Task statement:
The complete listing should be restated exactly.

──────── Data records

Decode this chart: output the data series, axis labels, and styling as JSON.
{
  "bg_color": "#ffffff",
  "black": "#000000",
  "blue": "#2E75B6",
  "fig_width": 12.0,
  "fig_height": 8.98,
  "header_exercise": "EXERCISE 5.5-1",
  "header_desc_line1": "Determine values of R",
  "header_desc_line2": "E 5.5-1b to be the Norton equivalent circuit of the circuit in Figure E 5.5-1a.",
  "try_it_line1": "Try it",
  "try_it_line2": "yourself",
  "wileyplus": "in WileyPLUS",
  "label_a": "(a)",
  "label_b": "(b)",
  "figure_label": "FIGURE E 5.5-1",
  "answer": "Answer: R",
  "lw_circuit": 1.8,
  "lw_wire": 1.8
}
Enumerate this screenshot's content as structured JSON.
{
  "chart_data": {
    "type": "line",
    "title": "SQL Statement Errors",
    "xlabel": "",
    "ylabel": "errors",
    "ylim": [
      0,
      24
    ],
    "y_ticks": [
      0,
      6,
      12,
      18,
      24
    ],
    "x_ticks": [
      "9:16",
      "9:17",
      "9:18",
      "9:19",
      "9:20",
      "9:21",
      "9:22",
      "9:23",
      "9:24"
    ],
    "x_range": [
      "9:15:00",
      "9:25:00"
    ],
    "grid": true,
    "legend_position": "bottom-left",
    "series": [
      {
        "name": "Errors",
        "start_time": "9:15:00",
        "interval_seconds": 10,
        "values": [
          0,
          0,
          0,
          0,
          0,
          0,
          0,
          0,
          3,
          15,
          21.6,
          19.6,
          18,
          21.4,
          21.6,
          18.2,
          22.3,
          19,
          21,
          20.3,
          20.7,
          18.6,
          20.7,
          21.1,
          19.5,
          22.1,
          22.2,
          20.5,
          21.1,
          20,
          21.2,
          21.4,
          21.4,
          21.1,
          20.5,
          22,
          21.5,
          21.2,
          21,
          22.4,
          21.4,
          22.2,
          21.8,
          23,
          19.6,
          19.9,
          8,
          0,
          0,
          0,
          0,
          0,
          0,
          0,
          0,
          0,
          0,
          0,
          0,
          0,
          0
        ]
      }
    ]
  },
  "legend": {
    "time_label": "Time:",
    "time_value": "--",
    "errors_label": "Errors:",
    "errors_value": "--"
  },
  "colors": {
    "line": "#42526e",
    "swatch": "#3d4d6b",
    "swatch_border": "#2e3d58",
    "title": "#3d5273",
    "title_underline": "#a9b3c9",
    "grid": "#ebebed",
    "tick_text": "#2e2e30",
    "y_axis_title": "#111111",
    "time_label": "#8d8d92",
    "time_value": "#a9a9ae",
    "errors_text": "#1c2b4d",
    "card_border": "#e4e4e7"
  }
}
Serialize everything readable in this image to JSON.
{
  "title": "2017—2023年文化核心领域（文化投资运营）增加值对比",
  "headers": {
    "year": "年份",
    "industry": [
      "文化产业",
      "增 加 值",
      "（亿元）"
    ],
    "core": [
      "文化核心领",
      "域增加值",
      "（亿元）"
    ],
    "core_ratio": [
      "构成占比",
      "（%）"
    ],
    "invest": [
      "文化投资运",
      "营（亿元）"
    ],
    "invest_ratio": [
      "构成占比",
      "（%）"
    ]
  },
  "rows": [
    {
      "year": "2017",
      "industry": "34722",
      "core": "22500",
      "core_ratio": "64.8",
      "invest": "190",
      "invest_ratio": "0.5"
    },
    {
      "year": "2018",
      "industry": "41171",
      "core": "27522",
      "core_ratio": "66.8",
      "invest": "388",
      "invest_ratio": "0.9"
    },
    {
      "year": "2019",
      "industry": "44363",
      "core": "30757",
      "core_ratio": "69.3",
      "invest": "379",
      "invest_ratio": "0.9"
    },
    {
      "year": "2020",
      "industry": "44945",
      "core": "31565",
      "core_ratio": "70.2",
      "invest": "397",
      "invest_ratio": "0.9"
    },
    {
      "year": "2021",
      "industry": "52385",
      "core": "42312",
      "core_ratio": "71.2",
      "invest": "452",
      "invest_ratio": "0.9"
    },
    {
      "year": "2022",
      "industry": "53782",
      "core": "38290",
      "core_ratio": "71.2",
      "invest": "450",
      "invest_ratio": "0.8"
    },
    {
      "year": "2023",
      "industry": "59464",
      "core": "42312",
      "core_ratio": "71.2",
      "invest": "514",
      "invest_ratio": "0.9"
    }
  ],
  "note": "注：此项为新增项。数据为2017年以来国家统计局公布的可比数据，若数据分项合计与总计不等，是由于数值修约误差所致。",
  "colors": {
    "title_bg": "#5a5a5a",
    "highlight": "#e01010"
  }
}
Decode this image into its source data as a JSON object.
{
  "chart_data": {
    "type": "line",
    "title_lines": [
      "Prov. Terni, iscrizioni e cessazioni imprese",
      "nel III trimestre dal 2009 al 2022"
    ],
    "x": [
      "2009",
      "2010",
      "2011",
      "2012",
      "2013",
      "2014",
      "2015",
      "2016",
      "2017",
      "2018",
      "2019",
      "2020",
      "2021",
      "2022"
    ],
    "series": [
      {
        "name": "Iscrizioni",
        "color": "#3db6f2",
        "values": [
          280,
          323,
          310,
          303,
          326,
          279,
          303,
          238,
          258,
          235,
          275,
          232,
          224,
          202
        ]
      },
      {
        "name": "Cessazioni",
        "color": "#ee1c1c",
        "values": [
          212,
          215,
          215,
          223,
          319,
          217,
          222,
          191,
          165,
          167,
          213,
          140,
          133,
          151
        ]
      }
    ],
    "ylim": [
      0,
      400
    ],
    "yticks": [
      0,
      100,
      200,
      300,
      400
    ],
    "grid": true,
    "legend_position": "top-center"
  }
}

────────────────

Exercise solution:
Decode this chart: output the data series, axis labels, and styling as JSON.
{
  "bg_color": "#ffffff",
  "black": "#000000",
  "blue": "#2E75B6",
  "fig_width": 12.0,
  "fig_height": 8.98,
  "header_exercise": "EXERCISE 5.5-1",
  "header_desc_line1": "Determine values of R",
  "header_desc_line2": "E 5.5-1b to be the Norton equivalent circuit of the circuit in Figure E 5.5-1a.",
  "try_it_line1": "Try it",
  "try_it_line2": "yourself",
  "wileyplus": "in WileyPLUS",
  "label_a": "(a)",
  "label_b": "(b)",
  "figure_label": "FIGURE E 5.5-1",
  "answer": "Answer: R",
  "lw_circuit": 1.8,
  "lw_wire": 1.8
}
Enumerate this screenshot's content as structured JSON.
{
  "chart_data": {
    "type": "line",
    "title": "SQL Statement Errors",
    "xlabel": "",
    "ylabel": "errors",
    "ylim": [
      0,
      24
    ],
    "y_ticks": [
      0,
      6,
      12,
      18,
      24
    ],
    "x_ticks": [
      "9:16",
      "9:17",
      "9:18",
      "9:19",
      "9:20",
      "9:21",
      "9:22",
      "9:23",
      "9:24"
    ],
    "x_range": [
      "9:15:00",
      "9:25:00"
    ],
    "grid": true,
    "legend_position": "bottom-left",
    "series": [
      {
        "name": "Errors",
        "start_time": "9:15:00",
        "interval_seconds": 10,
        "values": [
          0,
          0,
          0,
          0,
          0,
          0,
          0,
          0,
          3,
          15,
          21.6,
          19.6,
          18,
          21.4,
          21.6,
          18.2,
          22.3,
          19,
          21,
          20.3,
          20.7,
          18.6,
          20.7,
          21.1,
          19.5,
          22.1,
          22.2,
          20.5,
          21.1,
          20,
          21.2,
          21.4,
          21.4,
          21.1,
          20.5,
          22,
          21.5,
          21.2,
          21,
          22.4,
          21.4,
          22.2,
          21.8,
          23,
          19.6,
          19.9,
          8,
          0,
          0,
          0,
          0,
          0,
          0,
          0,
          0,
          0,
          0,
          0,
          0,
          0,
          0
        ]
      }
    ]
  },
  "legend": {
    "time_label": "Time:",
    "time_value": "--",
    "errors_label": "Errors:",
    "errors_value": "--"
  },
  "colors": {
    "line": "#42526e",
    "swatch": "#3d4d6b",
    "swatch_border": "#2e3d58",
    "title": "#3d5273",
    "title_underline": "#a9b3c9",
    "grid": "#ebebed",
    "tick_text": "#2e2e30",
    "y_axis_title": "#111111",
    "time_label": "#8d8d92",
    "time_value": "#a9a9ae",
    "errors_text": "#1c2b4d",
    "card_border": "#e4e4e7"
  }
}
Serialize everything readable in this image to JSON.
{
  "title": "2017—2023年文化核心领域（文化投资运营）增加值对比",
  "headers": {
    "year": "年份",
    "industry": [
      "文化产业",
      "增 加 值",
      "（亿元）"
    ],
    "core": [
      "文化核心领",
      "域增加值",
      "（亿元）"
    ],
    "core_ratio": [
      "构成占比",
      "（%）"
    ],
    "invest": [
      "文化投资运",
      "营（亿元）"
    ],
    "invest_ratio": [
      "构成占比",
      "（%）"
    ]
  },
  "rows": [
    {
      "year": "2017",
      "industry": "34722",
      "core": "22500",
      "core_ratio": "64.8",
      "invest": "190",
      "invest_ratio": "0.5"
    },
    {
      "year": "2018",
      "industry": "41171",
      "core": "27522",
      "core_ratio": "66.8",
      "invest": "388",
      "invest_ratio": "0.9"
    },
    {
      "year": "2019",
      "industry": "44363",
      "core": "30757",
      "core_ratio": "69.3",
      "invest": "379",
      "invest_ratio": "0.9"
    },
    {
      "year": "2020",
      "industry": "44945",
      "core": "31565",
      "core_ratio": "70.2",
      "invest": "397",
      "invest_ratio": "0.9"
    },
    {
      "year": "2021",
      "industry": "52385",
      "core": "42312",
      "core_ratio": "71.2",
      "invest": "452",
      "invest_ratio": "0.9"
    },
    {
      "year": "2022",
      "industry": "53782",
      "core": "38290",
      "core_ratio": "71.2",
      "invest": "450",
      "invest_ratio": "0.8"
    },
    {
      "year": "2023",
      "industry": "59464",
      "core": "42312",
      "core_ratio": "71.2",
      "invest": "514",
      "invest_ratio": "0.9"
    }
  ],
  "note": "注：此项为新增项。数据为2017年以来国家统计局公布的可比数据，若数据分项合计与总计不等，是由于数值修约误差所致。",
  "colors": {
    "title_bg": "#5a5a5a",
    "highlight": "#e01010"
  }
}
Decode this image into its source data as a JSON object.
{
  "chart_data": {
    "type": "line",
    "title_lines": [
      "Prov. Terni, iscrizioni e cessazioni imprese",
      "nel III trimestre dal 2009 al 2022"
    ],
    "x": [
      "2009",
      "2010",
      "2011",
      "2012",
      "2013",
      "2014",
      "2015",
      "2016",
      "2017",
      "2018",
      "2019",
      "2020",
      "2021",
      "2022"
    ],
    "series": [
      {
        "name": "Iscrizioni",
        "color": "#3db6f2",
        "values": [
          280,
          323,
          310,
          303,
          326,
          279,
          303,
          238,
          258,
          235,
          275,
          232,
          224,
          202
        ]
      },
      {
        "name": "Cessazioni",
        "color": "#ee1c1c",
        "values": [
          212,
          215,
          215,
          223,
          319,
          217,
          222,
          191,
          165,
          167,
          213,
          140,
          133,
          151
        ]
      }
    ],
    "ylim": [
      0,
      400
    ],
    "yticks": [
      0,
      100,
      200,
      300,
      400
    ],
    "grid": true,
    "legend_position": "top-center"
  }
}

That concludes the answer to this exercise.